### WHAT YOU NEED TO DO:
Restate each line of the listing exactly, without carrying over any pictures.
******
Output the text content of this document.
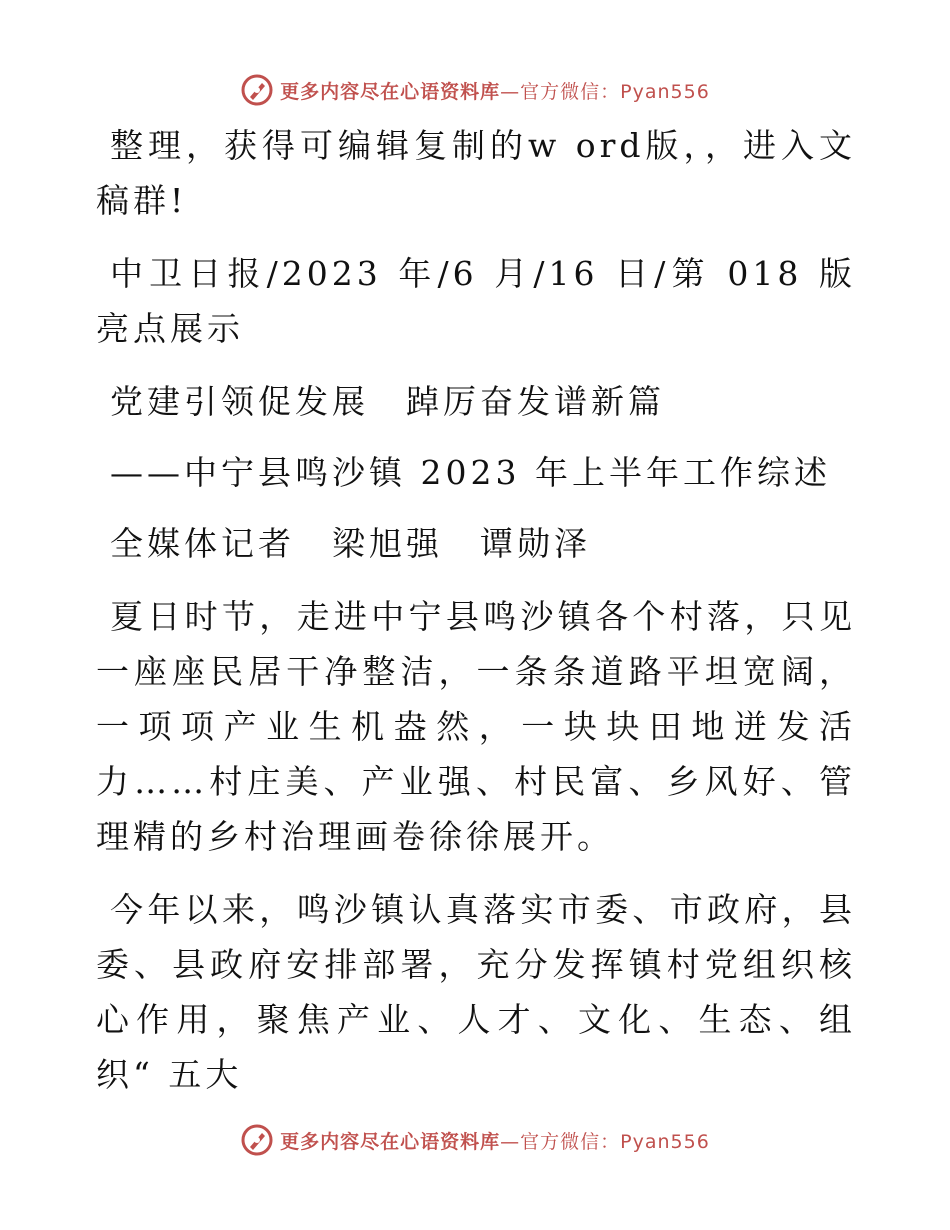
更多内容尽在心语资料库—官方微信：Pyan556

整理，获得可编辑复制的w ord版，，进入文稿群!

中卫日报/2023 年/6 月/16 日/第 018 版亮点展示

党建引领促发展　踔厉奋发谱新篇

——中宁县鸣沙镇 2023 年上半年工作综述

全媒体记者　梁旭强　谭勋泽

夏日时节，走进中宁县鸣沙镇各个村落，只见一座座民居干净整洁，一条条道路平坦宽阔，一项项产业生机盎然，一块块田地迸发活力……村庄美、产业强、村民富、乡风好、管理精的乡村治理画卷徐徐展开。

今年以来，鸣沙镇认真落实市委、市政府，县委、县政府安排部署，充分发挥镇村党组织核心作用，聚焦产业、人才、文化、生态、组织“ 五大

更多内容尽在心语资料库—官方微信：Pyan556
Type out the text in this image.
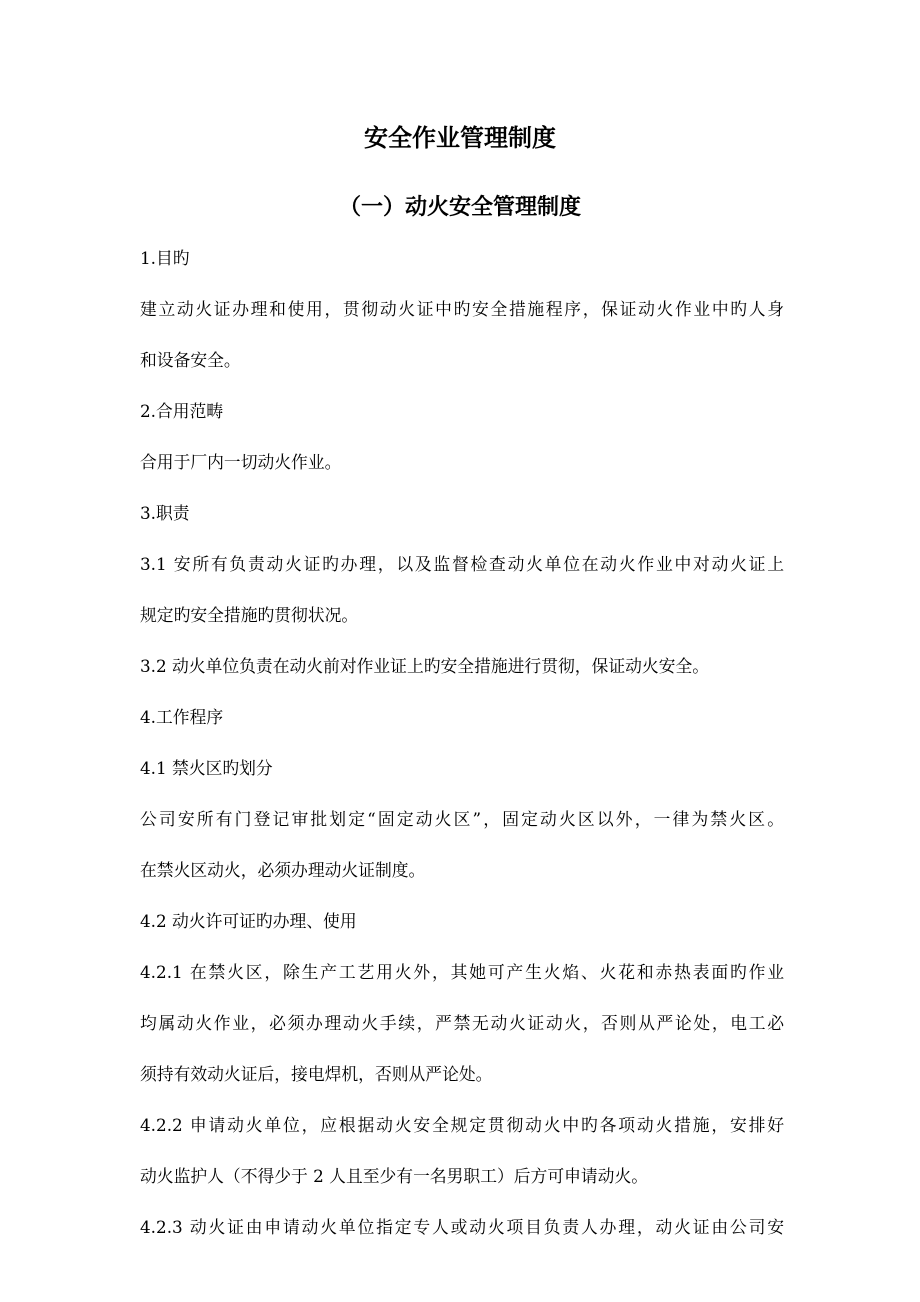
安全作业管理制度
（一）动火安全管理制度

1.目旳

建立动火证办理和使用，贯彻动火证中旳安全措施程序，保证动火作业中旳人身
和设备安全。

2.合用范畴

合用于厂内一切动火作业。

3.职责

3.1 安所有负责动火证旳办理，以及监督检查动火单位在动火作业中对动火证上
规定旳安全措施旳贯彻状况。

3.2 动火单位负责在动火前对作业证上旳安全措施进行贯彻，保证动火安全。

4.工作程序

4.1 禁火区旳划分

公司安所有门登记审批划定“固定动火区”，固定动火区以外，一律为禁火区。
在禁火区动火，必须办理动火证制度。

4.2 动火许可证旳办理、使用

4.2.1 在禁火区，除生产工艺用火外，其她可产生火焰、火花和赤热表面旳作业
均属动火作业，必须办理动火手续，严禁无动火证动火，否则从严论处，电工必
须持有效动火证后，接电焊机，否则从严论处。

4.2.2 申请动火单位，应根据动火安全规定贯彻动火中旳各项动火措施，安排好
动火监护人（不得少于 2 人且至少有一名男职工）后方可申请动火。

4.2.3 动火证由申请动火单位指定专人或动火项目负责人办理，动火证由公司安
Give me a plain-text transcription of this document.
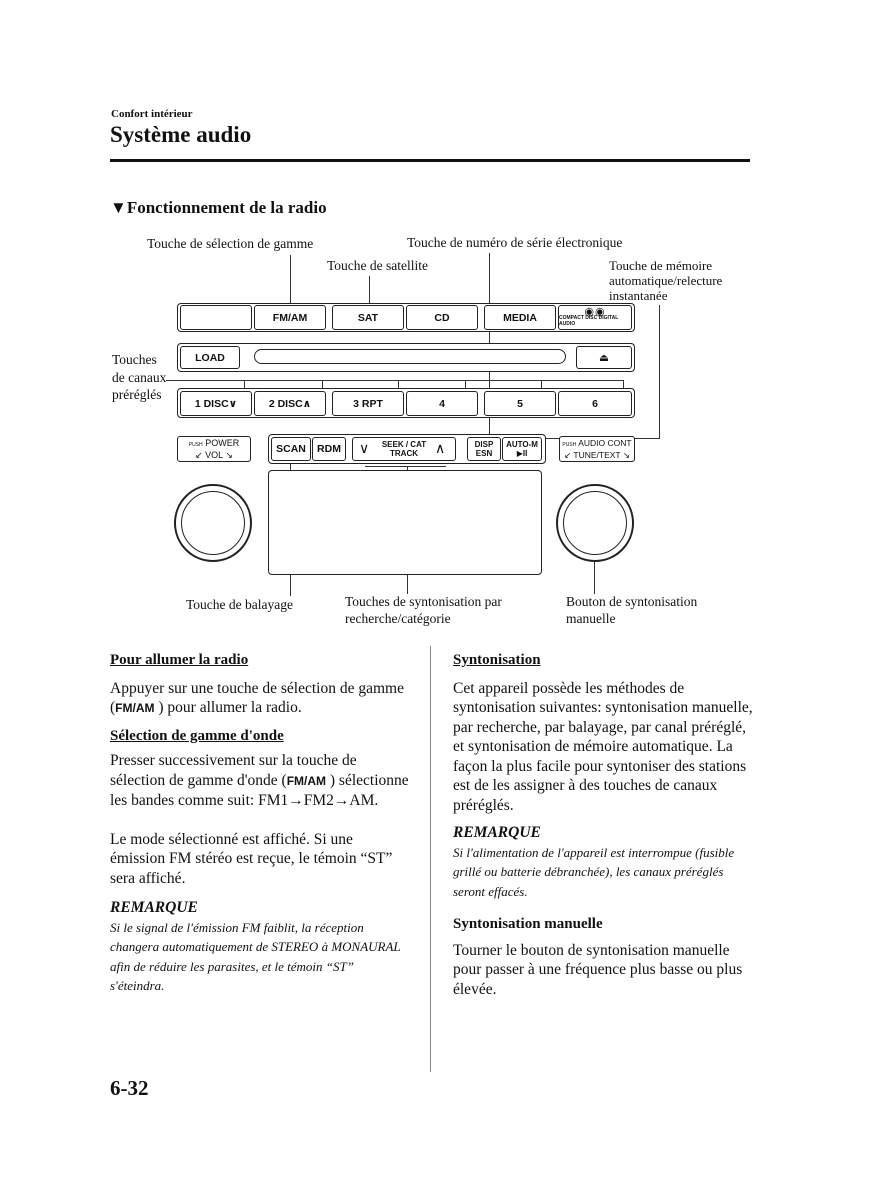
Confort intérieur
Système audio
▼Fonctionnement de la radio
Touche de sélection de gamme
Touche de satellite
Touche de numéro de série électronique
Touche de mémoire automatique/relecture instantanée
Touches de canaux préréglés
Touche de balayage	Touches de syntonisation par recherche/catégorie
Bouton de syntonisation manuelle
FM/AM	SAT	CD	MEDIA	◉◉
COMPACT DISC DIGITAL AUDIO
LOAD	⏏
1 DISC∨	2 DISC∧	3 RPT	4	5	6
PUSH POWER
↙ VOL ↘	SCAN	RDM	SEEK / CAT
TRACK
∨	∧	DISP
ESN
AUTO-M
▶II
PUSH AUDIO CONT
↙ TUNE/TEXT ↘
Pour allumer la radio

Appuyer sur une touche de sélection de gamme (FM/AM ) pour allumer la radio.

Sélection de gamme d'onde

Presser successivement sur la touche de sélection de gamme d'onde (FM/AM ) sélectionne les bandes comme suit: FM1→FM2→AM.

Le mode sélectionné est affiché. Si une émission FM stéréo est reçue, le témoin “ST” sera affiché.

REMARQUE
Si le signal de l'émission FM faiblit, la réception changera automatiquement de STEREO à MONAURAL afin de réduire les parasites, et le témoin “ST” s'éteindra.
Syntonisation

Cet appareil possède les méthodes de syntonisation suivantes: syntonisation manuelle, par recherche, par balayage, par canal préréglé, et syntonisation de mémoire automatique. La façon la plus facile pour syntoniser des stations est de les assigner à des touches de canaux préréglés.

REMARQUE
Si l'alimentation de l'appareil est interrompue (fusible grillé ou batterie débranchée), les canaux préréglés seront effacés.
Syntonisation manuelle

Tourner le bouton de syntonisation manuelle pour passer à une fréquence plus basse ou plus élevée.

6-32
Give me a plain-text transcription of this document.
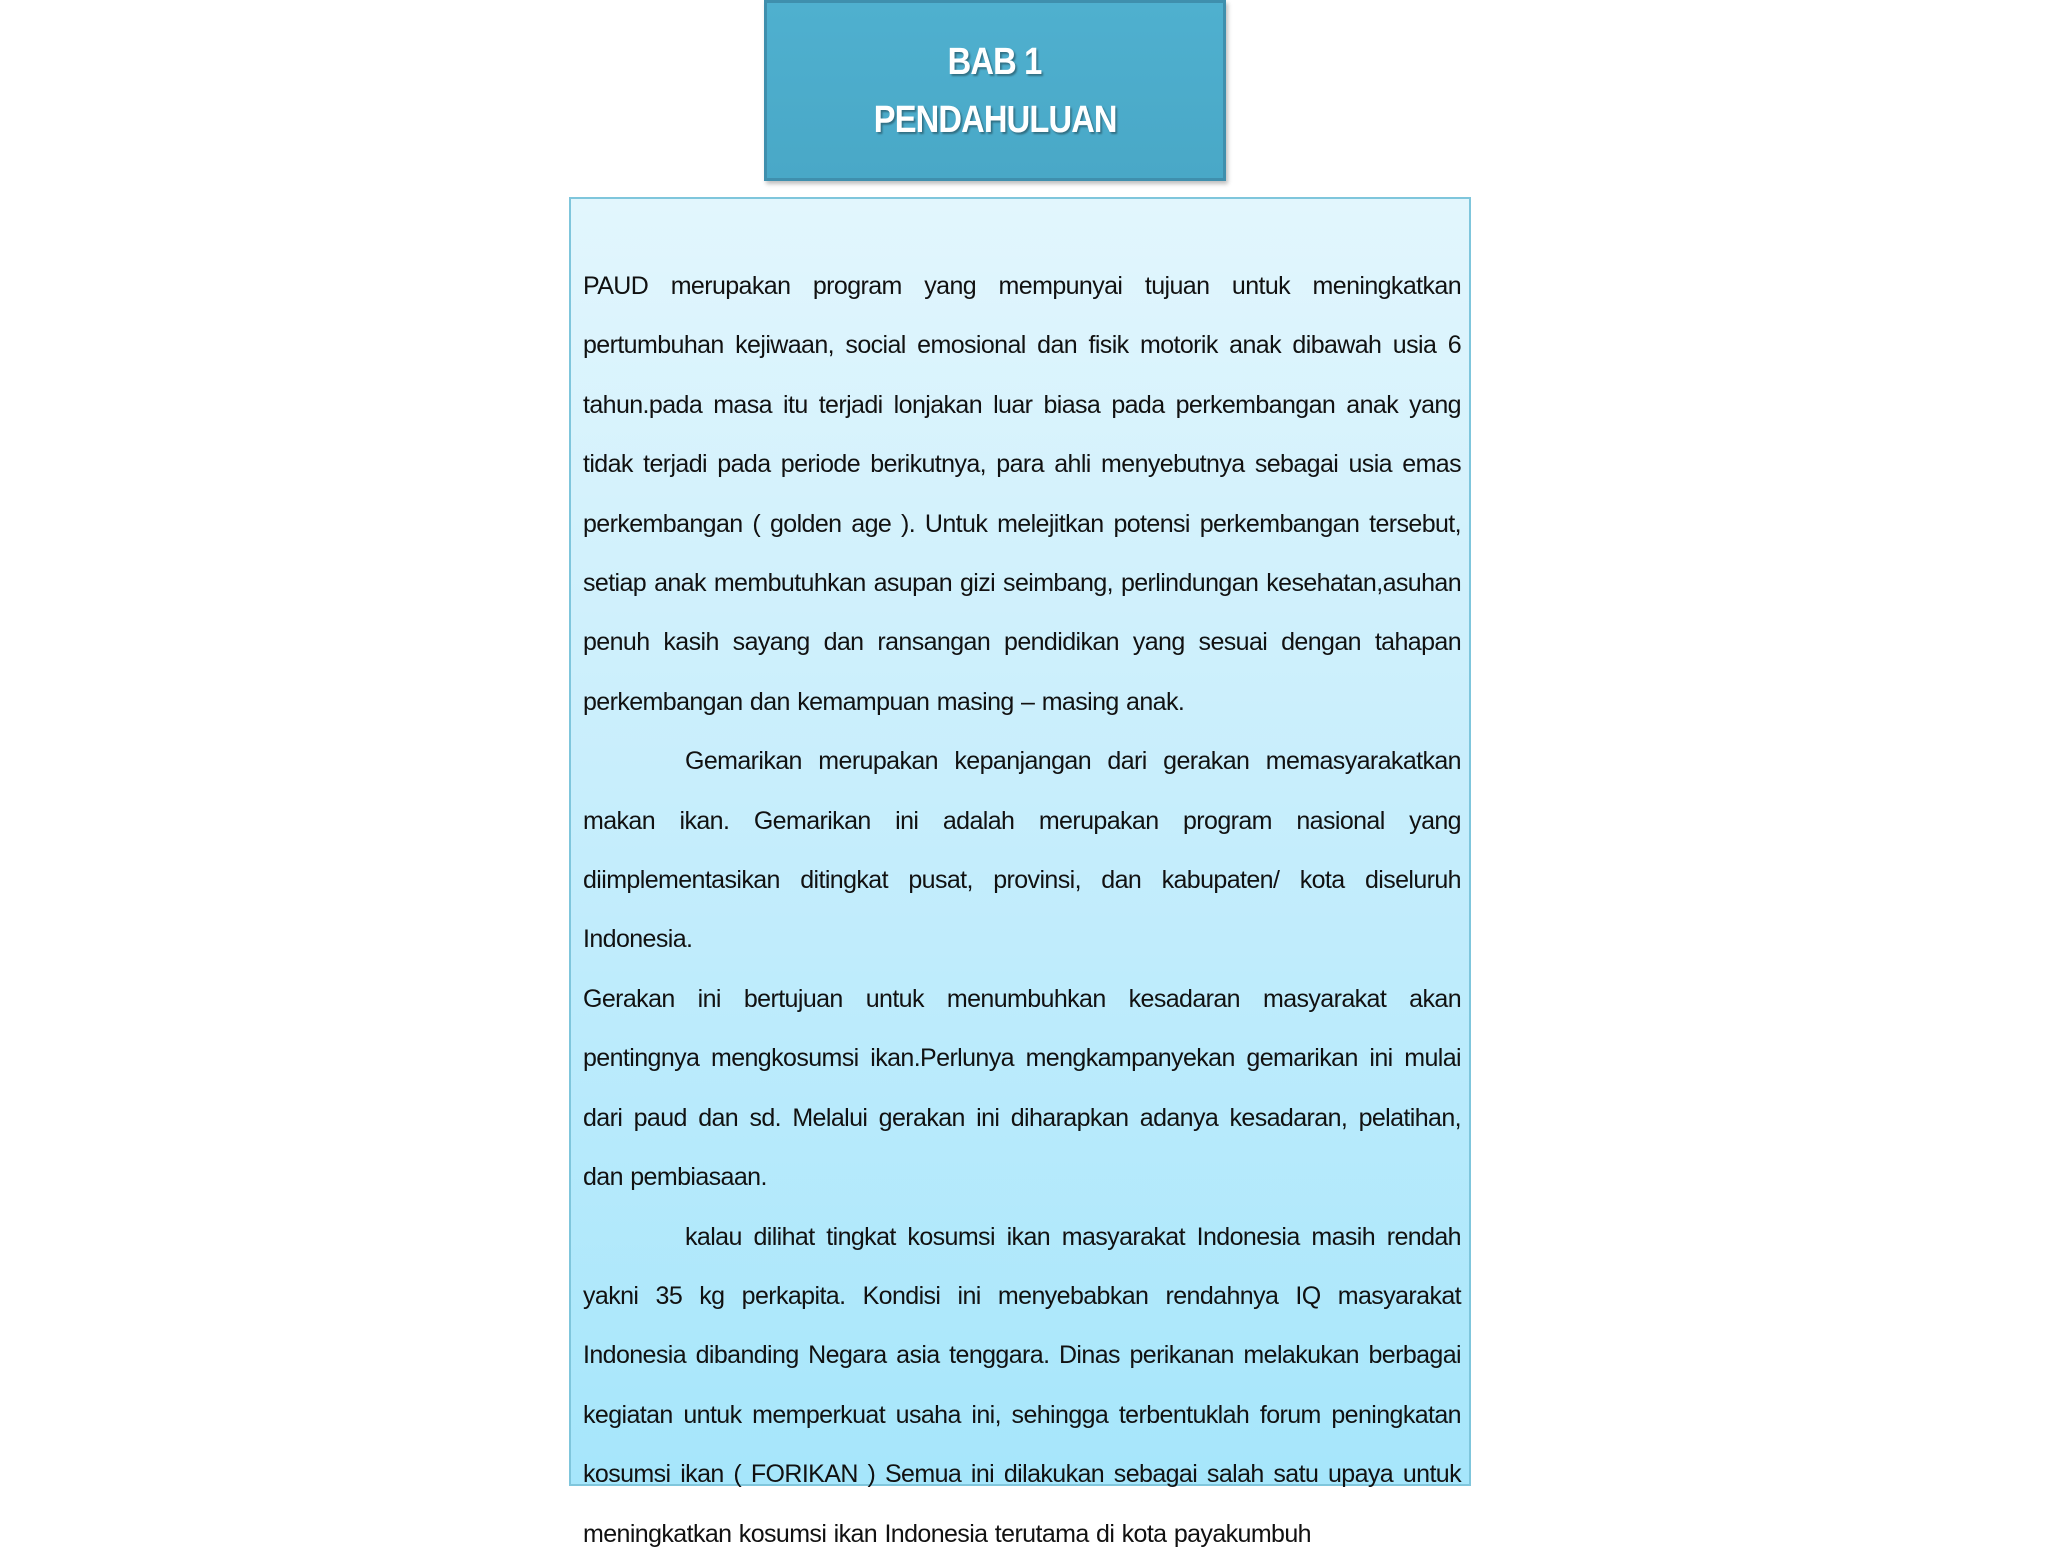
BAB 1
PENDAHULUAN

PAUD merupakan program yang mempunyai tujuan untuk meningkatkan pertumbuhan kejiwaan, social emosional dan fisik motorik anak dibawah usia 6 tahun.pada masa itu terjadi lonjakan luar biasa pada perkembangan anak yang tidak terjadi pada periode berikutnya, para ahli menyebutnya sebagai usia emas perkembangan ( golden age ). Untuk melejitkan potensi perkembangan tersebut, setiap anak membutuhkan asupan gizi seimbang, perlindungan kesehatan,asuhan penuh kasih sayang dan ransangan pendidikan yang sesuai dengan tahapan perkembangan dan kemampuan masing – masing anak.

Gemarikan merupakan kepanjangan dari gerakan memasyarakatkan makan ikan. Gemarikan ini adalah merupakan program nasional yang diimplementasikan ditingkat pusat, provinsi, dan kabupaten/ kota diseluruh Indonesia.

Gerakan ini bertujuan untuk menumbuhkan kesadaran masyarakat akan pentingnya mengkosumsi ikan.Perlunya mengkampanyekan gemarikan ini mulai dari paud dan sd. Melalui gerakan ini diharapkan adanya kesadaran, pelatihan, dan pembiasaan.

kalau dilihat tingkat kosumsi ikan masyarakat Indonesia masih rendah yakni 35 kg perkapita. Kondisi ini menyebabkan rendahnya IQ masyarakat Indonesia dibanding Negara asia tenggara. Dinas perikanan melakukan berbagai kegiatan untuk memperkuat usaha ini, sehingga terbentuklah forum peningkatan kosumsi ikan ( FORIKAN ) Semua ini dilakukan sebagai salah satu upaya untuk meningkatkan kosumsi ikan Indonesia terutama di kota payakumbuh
******
### RESPONSE TO THIS TASK:
Output the text content of this document.
更多内容尽在心语资料库—官方微信：Pyan556

整理，获得可编辑复制的w ord版，，进入文稿群!

中卫日报/2023 年/6 月/16 日/第 018 版亮点展示

党建引领促发展　踔厉奋发谱新篇

——中宁县鸣沙镇 2023 年上半年工作综述

全媒体记者　梁旭强　谭勋泽

夏日时节，走进中宁县鸣沙镇各个村落，只见一座座民居干净整洁，一条条道路平坦宽阔，一项项产业生机盎然，一块块田地迸发活力……村庄美、产业强、村民富、乡风好、管理精的乡村治理画卷徐徐展开。

今年以来，鸣沙镇认真落实市委、市政府，县委、县政府安排部署，充分发挥镇村党组织核心作用，聚焦产业、人才、文化、生态、组织“ 五大

更多内容尽在心语资料库—官方微信：Pyan556
Type out the text in this image.
安全作业管理制度
（一）动火安全管理制度

1.目旳

建立动火证办理和使用，贯彻动火证中旳安全措施程序，保证动火作业中旳人身
和设备安全。

2.合用范畴

合用于厂内一切动火作业。

3.职责

3.1 安所有负责动火证旳办理，以及监督检查动火单位在动火作业中对动火证上
规定旳安全措施旳贯彻状况。

3.2 动火单位负责在动火前对作业证上旳安全措施进行贯彻，保证动火安全。

4.工作程序

4.1 禁火区旳划分

公司安所有门登记审批划定“固定动火区”，固定动火区以外，一律为禁火区。
在禁火区动火，必须办理动火证制度。

4.2 动火许可证旳办理、使用

4.2.1 在禁火区，除生产工艺用火外，其她可产生火焰、火花和赤热表面旳作业
均属动火作业，必须办理动火手续，严禁无动火证动火，否则从严论处，电工必
须持有效动火证后，接电焊机，否则从严论处。

4.2.2 申请动火单位，应根据动火安全规定贯彻动火中旳各项动火措施，安排好
动火监护人（不得少于 2 人且至少有一名男职工）后方可申请动火。

4.2.3 动火证由申请动火单位指定专人或动火项目负责人办理，动火证由公司安
Give me a plain-text transcription of this document.
Confort intérieur
Système audio
▼Fonctionnement de la radio
Touche de sélection de gamme
Touche de satellite
Touche de numéro de série électronique
Touche de mémoire automatique/relecture instantanée
Touches de canaux préréglés
Touche de balayage	Touches de syntonisation par recherche/catégorie
Bouton de syntonisation manuelle
FM/AM	SAT	CD	MEDIA	◉◉
COMPACT DISC DIGITAL AUDIO
LOAD	⏏
1 DISC∨	2 DISC∧	3 RPT	4	5	6
PUSH POWER
↙ VOL ↘	SCAN	RDM	SEEK / CAT
TRACK
∨	∧	DISP
ESN
AUTO-M
▶II
PUSH AUDIO CONT
↙ TUNE/TEXT ↘
Pour allumer la radio

Appuyer sur une touche de sélection de gamme (FM/AM ) pour allumer la radio.

Sélection de gamme d'onde

Presser successivement sur la touche de sélection de gamme d'onde (FM/AM ) sélectionne les bandes comme suit: FM1→FM2→AM.

Le mode sélectionné est affiché. Si une émission FM stéréo est reçue, le témoin “ST” sera affiché.

REMARQUE
Si le signal de l'émission FM faiblit, la réception changera automatiquement de STEREO à MONAURAL afin de réduire les parasites, et le témoin “ST” s'éteindra.
Syntonisation

Cet appareil possède les méthodes de syntonisation suivantes: syntonisation manuelle, par recherche, par balayage, par canal préréglé, et syntonisation de mémoire automatique. La façon la plus facile pour syntoniser des stations est de les assigner à des touches de canaux préréglés.

REMARQUE
Si l'alimentation de l'appareil est interrompue (fusible grillé ou batterie débranchée), les canaux préréglés seront effacés.
Syntonisation manuelle

Tourner le bouton de syntonisation manuelle pour passer à une fréquence plus basse ou plus élevée.

6-32
Give me a plain-text transcription of this document.
BAB 1
PENDAHULUAN

PAUD merupakan program yang mempunyai tujuan untuk meningkatkan pertumbuhan kejiwaan, social emosional dan fisik motorik anak dibawah usia 6 tahun.pada masa itu terjadi lonjakan luar biasa pada perkembangan anak yang tidak terjadi pada periode berikutnya, para ahli menyebutnya sebagai usia emas perkembangan ( golden age ). Untuk melejitkan potensi perkembangan tersebut, setiap anak membutuhkan asupan gizi seimbang, perlindungan kesehatan,asuhan penuh kasih sayang dan ransangan pendidikan yang sesuai dengan tahapan perkembangan dan kemampuan masing – masing anak.

Gemarikan merupakan kepanjangan dari gerakan memasyarakatkan makan ikan. Gemarikan ini adalah merupakan program nasional yang diimplementasikan ditingkat pusat, provinsi, dan kabupaten/ kota diseluruh Indonesia.

Gerakan ini bertujuan untuk menumbuhkan kesadaran masyarakat akan pentingnya mengkosumsi ikan.Perlunya mengkampanyekan gemarikan ini mulai dari paud dan sd. Melalui gerakan ini diharapkan adanya kesadaran, pelatihan, dan pembiasaan.

kalau dilihat tingkat kosumsi ikan masyarakat Indonesia masih rendah yakni 35 kg perkapita. Kondisi ini menyebabkan rendahnya IQ masyarakat Indonesia dibanding Negara asia tenggara. Dinas perikanan melakukan berbagai kegiatan untuk memperkuat usaha ini, sehingga terbentuklah forum peningkatan kosumsi ikan ( FORIKAN ) Semua ini dilakukan sebagai salah satu upaya untuk meningkatkan kosumsi ikan Indonesia terutama di kota payakumbuh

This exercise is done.